(Stored dataset items)
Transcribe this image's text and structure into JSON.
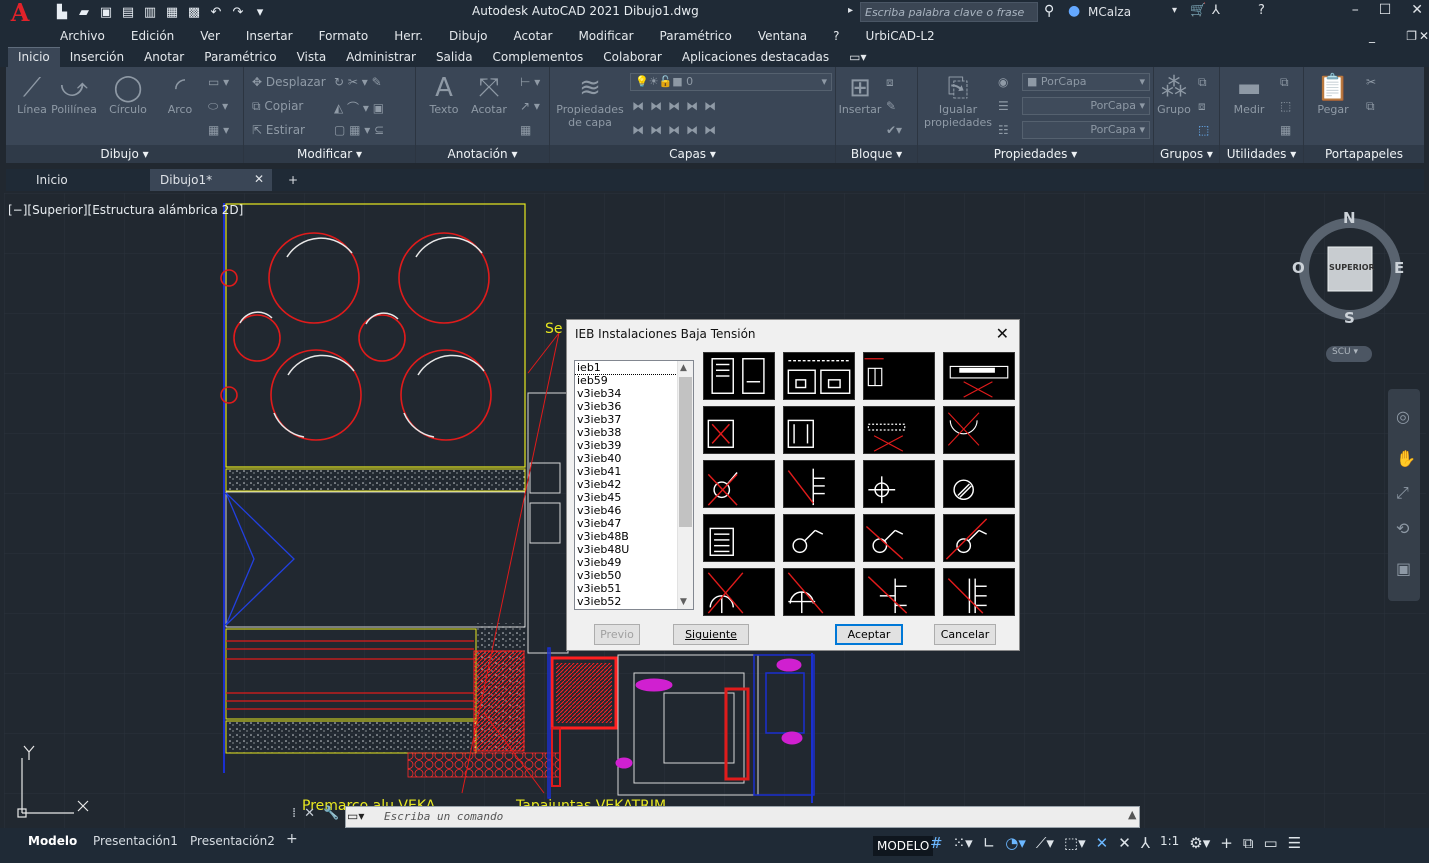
{
  "titlebar": {
    "title": "Autodesk AutoCAD 2021   Dibujo1.dwg",
    "search_placeholder": "Escriba palabra clave o frase",
    "user": "MCalza"
  },
  "menu": [
    "Archivo",
    "Edición",
    "Ver",
    "Insertar",
    "Formato",
    "Herr.",
    "Dibujo",
    "Acotar",
    "Modificar",
    "Paramétrico",
    "Ventana",
    "?",
    "UrbiCAD-L2"
  ],
  "ribbon_tabs": [
    "Inicio",
    "Inserción",
    "Anotar",
    "Paramétrico",
    "Vista",
    "Administrar",
    "Salida",
    "Complementos",
    "Colaborar",
    "Aplicaciones destacadas"
  ],
  "ribbon": {
    "draw": {
      "title": "Dibujo",
      "tools": [
        "Línea",
        "Polilínea",
        "Círculo",
        "Arco"
      ]
    },
    "modify": {
      "title": "Modificar",
      "tools": [
        "Desplazar",
        "Copiar",
        "Estirar"
      ]
    },
    "annotation": {
      "title": "Anotación",
      "tools": [
        "Texto",
        "Acotar"
      ]
    },
    "layers": {
      "title": "Capas",
      "layer_props_1": "Propiedades",
      "layer_props_2": "de capa",
      "current_layer": "0"
    },
    "block": {
      "title": "Bloque",
      "insert": "Insertar"
    },
    "properties": {
      "title": "Propiedades",
      "match_1": "Igualar",
      "match_2": "propiedades",
      "color": "PorCapa",
      "linetype": "PorCapa",
      "lineweight": "PorCapa"
    },
    "groups": {
      "title": "Grupos",
      "group": "Grupo"
    },
    "utilities": {
      "title": "Utilidades",
      "measure": "Medir"
    },
    "clipboard": {
      "title": "Portapapeles",
      "paste": "Pegar"
    }
  },
  "doc_tabs": {
    "start": "Inicio",
    "drawing": "Dibujo1*"
  },
  "viewport": {
    "label": "[−][Superior][Estructura alámbrica 2D]",
    "annotation_1": "Premarco alu VEKA",
    "annotation_2": "Tapajuntas VEKATRIM",
    "annotation_3": "Se"
  },
  "viewcube": {
    "north": "N",
    "south": "S",
    "east": "E",
    "west": "O",
    "face": "SUPERIOR",
    "ucs": "SCU"
  },
  "dialog": {
    "title": "IEB Instalaciones Baja Tensión",
    "list": [
      "ieb1",
      "ieb59",
      "v3ieb34",
      "v3ieb36",
      "v3ieb37",
      "v3ieb38",
      "v3ieb39",
      "v3ieb40",
      "v3ieb41",
      "v3ieb42",
      "v3ieb45",
      "v3ieb46",
      "v3ieb47",
      "v3ieb48B",
      "v3ieb48U",
      "v3ieb49",
      "v3ieb50",
      "v3ieb51",
      "v3ieb52"
    ],
    "btn_prev": "Previo",
    "btn_next": "Siguiente",
    "btn_ok": "Aceptar",
    "btn_cancel": "Cancelar"
  },
  "command": {
    "placeholder": "Escriba un comando"
  },
  "layout_tabs": [
    "Modelo",
    "Presentación1",
    "Presentación2"
  ],
  "status": {
    "mode": "MODELO",
    "scale": "1:1"
  },
  "colors": {
    "accent": "#0078d7",
    "bg": "#212830",
    "ribbon": "#3a4656"
  }
}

- [Goal of the exercise]: Exact duplication of all the records is required; pictures are omitted from the copy.

- [Reply to the task]:
Transcribe this image's text and structure into JSON.
{
  "titlebar": {
    "title": "Autodesk AutoCAD 2021   Dibujo1.dwg",
    "search_placeholder": "Escriba palabra clave o frase",
    "user": "MCalza"
  },
  "menu": [
    "Archivo",
    "Edición",
    "Ver",
    "Insertar",
    "Formato",
    "Herr.",
    "Dibujo",
    "Acotar",
    "Modificar",
    "Paramétrico",
    "Ventana",
    "?",
    "UrbiCAD-L2"
  ],
  "ribbon_tabs": [
    "Inicio",
    "Inserción",
    "Anotar",
    "Paramétrico",
    "Vista",
    "Administrar",
    "Salida",
    "Complementos",
    "Colaborar",
    "Aplicaciones destacadas"
  ],
  "ribbon": {
    "draw": {
      "title": "Dibujo",
      "tools": [
        "Línea",
        "Polilínea",
        "Círculo",
        "Arco"
      ]
    },
    "modify": {
      "title": "Modificar",
      "tools": [
        "Desplazar",
        "Copiar",
        "Estirar"
      ]
    },
    "annotation": {
      "title": "Anotación",
      "tools": [
        "Texto",
        "Acotar"
      ]
    },
    "layers": {
      "title": "Capas",
      "layer_props_1": "Propiedades",
      "layer_props_2": "de capa",
      "current_layer": "0"
    },
    "block": {
      "title": "Bloque",
      "insert": "Insertar"
    },
    "properties": {
      "title": "Propiedades",
      "match_1": "Igualar",
      "match_2": "propiedades",
      "color": "PorCapa",
      "linetype": "PorCapa",
      "lineweight": "PorCapa"
    },
    "groups": {
      "title": "Grupos",
      "group": "Grupo"
    },
    "utilities": {
      "title": "Utilidades",
      "measure": "Medir"
    },
    "clipboard": {
      "title": "Portapapeles",
      "paste": "Pegar"
    }
  },
  "doc_tabs": {
    "start": "Inicio",
    "drawing": "Dibujo1*"
  },
  "viewport": {
    "label": "[−][Superior][Estructura alámbrica 2D]",
    "annotation_1": "Premarco alu VEKA",
    "annotation_2": "Tapajuntas VEKATRIM",
    "annotation_3": "Se"
  },
  "viewcube": {
    "north": "N",
    "south": "S",
    "east": "E",
    "west": "O",
    "face": "SUPERIOR",
    "ucs": "SCU"
  },
  "dialog": {
    "title": "IEB Instalaciones Baja Tensión",
    "list": [
      "ieb1",
      "ieb59",
      "v3ieb34",
      "v3ieb36",
      "v3ieb37",
      "v3ieb38",
      "v3ieb39",
      "v3ieb40",
      "v3ieb41",
      "v3ieb42",
      "v3ieb45",
      "v3ieb46",
      "v3ieb47",
      "v3ieb48B",
      "v3ieb48U",
      "v3ieb49",
      "v3ieb50",
      "v3ieb51",
      "v3ieb52"
    ],
    "btn_prev": "Previo",
    "btn_next": "Siguiente",
    "btn_ok": "Aceptar",
    "btn_cancel": "Cancelar"
  },
  "command": {
    "placeholder": "Escriba un comando"
  },
  "layout_tabs": [
    "Modelo",
    "Presentación1",
    "Presentación2"
  ],
  "status": {
    "mode": "MODELO",
    "scale": "1:1"
  },
  "colors": {
    "accent": "#0078d7",
    "bg": "#212830",
    "ribbon": "#3a4656"
  }
}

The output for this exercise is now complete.